↓

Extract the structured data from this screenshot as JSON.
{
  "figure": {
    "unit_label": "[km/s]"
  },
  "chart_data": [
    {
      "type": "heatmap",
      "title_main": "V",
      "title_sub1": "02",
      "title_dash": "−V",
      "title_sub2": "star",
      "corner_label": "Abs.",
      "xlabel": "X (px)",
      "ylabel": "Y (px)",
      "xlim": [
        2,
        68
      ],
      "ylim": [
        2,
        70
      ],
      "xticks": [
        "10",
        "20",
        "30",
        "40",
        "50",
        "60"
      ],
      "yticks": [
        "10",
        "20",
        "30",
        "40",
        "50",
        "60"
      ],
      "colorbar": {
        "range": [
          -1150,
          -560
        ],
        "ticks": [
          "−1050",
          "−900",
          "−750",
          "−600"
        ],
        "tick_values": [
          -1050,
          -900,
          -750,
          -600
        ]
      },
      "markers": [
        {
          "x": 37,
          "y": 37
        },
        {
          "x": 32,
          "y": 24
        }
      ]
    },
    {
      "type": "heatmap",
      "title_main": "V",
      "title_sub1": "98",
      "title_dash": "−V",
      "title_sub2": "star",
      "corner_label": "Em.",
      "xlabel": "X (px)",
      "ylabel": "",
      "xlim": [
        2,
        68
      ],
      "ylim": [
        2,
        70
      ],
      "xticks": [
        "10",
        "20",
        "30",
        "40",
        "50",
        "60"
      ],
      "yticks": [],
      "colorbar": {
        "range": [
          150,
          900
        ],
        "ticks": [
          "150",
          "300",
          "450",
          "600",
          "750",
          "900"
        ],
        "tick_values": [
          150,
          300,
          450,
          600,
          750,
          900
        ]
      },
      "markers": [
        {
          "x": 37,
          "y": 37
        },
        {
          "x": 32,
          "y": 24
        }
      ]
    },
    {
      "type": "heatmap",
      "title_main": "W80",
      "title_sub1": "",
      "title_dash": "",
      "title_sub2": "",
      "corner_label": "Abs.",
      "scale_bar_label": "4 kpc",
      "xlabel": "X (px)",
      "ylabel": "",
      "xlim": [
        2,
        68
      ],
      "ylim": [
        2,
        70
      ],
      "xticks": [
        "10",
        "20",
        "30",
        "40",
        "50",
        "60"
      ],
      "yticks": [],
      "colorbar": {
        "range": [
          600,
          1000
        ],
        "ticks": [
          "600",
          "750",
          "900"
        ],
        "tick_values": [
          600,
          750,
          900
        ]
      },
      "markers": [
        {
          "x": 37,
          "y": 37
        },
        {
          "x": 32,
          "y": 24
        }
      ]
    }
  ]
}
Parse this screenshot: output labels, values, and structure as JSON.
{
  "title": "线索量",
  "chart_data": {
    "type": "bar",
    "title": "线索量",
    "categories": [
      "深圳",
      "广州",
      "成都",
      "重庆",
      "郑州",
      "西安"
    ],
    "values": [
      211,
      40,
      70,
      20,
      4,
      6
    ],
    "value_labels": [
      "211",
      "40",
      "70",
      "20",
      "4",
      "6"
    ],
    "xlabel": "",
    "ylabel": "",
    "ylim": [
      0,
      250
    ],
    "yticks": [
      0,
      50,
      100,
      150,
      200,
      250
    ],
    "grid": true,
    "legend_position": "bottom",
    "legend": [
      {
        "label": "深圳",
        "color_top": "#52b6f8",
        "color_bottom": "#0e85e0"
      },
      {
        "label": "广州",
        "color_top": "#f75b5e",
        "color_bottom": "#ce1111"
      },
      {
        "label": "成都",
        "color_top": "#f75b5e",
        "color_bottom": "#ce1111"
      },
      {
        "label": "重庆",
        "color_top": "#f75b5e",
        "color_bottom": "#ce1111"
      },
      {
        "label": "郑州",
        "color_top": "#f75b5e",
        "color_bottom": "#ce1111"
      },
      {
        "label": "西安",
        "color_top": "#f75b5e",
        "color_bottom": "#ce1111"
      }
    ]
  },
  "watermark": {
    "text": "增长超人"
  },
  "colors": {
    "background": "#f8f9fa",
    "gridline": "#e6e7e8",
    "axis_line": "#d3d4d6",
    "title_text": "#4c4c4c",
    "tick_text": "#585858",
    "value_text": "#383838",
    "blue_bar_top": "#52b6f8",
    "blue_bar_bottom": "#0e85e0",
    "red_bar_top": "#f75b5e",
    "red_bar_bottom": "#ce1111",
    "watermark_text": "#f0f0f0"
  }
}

↑
↓

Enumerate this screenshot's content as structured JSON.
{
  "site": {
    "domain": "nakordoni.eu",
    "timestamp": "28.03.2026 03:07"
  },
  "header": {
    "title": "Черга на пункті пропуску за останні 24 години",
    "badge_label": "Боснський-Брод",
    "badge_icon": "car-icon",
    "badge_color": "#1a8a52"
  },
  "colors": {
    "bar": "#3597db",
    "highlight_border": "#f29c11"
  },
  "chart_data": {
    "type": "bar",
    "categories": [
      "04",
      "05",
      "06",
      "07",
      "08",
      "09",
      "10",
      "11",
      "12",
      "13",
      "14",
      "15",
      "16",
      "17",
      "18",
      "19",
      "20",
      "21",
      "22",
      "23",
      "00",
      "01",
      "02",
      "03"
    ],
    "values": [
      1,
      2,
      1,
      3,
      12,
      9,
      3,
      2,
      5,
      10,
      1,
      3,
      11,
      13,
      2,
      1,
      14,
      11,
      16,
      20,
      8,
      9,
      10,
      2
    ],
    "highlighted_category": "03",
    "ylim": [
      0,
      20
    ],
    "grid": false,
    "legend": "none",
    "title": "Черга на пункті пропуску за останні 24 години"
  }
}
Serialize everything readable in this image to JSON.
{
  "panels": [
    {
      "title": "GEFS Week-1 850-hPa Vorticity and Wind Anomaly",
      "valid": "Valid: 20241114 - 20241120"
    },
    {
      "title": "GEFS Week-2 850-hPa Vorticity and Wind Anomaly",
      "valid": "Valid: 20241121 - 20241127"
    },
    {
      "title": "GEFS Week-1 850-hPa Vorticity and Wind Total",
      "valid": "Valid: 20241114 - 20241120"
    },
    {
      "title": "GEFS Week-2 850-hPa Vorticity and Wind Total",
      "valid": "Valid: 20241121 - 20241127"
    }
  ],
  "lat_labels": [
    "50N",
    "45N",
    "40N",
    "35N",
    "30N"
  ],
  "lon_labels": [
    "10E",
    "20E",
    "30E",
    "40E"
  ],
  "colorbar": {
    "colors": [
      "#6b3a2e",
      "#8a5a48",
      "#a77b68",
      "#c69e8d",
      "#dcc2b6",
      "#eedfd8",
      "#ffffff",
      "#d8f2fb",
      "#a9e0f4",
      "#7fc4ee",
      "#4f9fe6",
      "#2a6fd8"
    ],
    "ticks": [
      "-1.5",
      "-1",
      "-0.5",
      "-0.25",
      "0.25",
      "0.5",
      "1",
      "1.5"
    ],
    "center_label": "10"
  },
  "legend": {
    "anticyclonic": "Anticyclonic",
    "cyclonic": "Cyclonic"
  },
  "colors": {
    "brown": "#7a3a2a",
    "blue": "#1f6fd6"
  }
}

↑

- **Stated problem**: State how many lines of the listing above hold the word "Vorticity", with nothing but the number.

- **The response**: 4